> _Task requirements_:
Show all lines holding "Gehalt".

> _Dataset listings of figures_:
•••

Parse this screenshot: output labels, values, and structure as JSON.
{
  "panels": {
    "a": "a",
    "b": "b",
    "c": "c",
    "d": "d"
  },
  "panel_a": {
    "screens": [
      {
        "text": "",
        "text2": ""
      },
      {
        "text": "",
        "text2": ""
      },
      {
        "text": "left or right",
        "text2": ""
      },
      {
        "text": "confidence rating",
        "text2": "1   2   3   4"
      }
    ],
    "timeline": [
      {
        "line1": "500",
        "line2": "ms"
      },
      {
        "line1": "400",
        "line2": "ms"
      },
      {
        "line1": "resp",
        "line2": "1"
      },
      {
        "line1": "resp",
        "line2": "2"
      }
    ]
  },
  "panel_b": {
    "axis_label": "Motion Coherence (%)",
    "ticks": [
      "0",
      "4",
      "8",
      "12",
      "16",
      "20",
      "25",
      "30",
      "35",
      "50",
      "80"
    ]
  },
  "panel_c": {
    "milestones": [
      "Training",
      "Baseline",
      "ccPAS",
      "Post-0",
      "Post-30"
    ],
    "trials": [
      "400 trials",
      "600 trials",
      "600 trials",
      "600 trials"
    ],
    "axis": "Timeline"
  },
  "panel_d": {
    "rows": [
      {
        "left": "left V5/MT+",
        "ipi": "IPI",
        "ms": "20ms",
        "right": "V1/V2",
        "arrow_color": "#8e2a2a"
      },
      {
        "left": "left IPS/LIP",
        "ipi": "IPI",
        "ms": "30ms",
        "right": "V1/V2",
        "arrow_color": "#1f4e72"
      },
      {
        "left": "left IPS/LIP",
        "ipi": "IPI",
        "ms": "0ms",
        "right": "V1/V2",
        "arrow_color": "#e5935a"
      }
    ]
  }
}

•••

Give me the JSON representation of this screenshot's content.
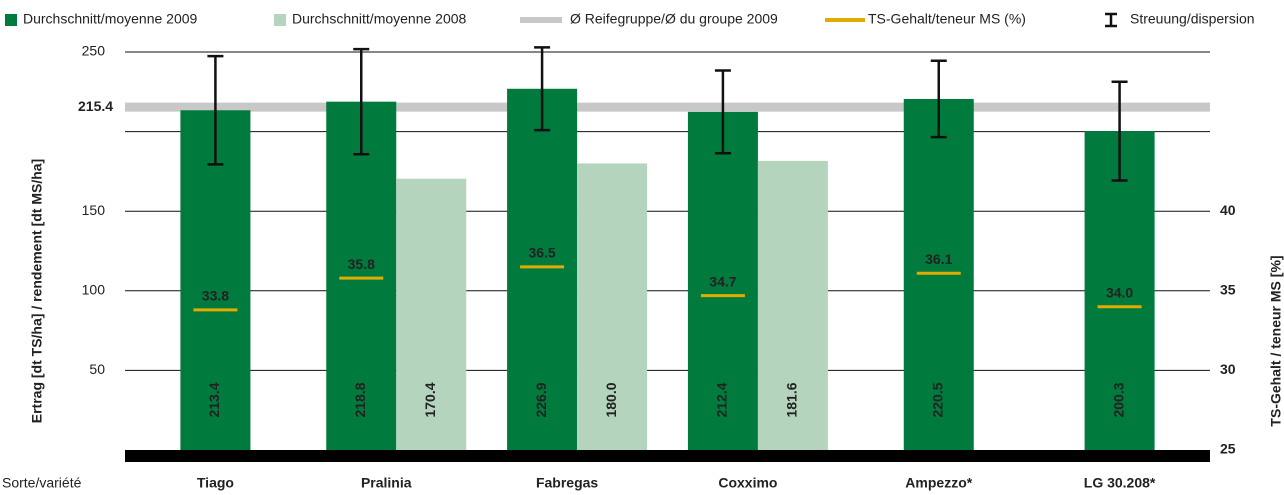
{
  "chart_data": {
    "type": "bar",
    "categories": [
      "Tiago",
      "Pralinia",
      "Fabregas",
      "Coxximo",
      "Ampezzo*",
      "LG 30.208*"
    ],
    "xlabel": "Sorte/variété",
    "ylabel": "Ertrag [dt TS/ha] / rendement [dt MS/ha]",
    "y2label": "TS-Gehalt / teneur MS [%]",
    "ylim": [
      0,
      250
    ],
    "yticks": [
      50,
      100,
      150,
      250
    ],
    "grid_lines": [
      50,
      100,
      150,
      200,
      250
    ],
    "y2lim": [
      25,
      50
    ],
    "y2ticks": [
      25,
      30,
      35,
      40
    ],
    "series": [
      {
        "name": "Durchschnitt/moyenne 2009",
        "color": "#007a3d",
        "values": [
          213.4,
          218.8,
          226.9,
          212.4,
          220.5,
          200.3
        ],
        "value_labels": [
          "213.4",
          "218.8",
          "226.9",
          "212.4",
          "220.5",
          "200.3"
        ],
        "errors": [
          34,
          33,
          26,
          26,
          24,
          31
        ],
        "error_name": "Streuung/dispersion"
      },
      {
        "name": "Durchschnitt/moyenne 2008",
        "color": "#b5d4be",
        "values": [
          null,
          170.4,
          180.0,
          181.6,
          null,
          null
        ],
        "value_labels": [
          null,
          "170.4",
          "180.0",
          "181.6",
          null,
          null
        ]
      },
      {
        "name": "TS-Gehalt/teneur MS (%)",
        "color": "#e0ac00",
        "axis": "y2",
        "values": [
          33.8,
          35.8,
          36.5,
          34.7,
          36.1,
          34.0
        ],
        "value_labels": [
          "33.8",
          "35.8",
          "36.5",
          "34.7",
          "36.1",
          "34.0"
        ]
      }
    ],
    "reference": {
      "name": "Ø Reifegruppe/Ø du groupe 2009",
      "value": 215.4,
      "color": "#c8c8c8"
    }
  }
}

•••

> _Exercise result_:
    "y2label": "TS-Gehalt / teneur MS [%]",
        "name": "TS-Gehalt/teneur MS (%)",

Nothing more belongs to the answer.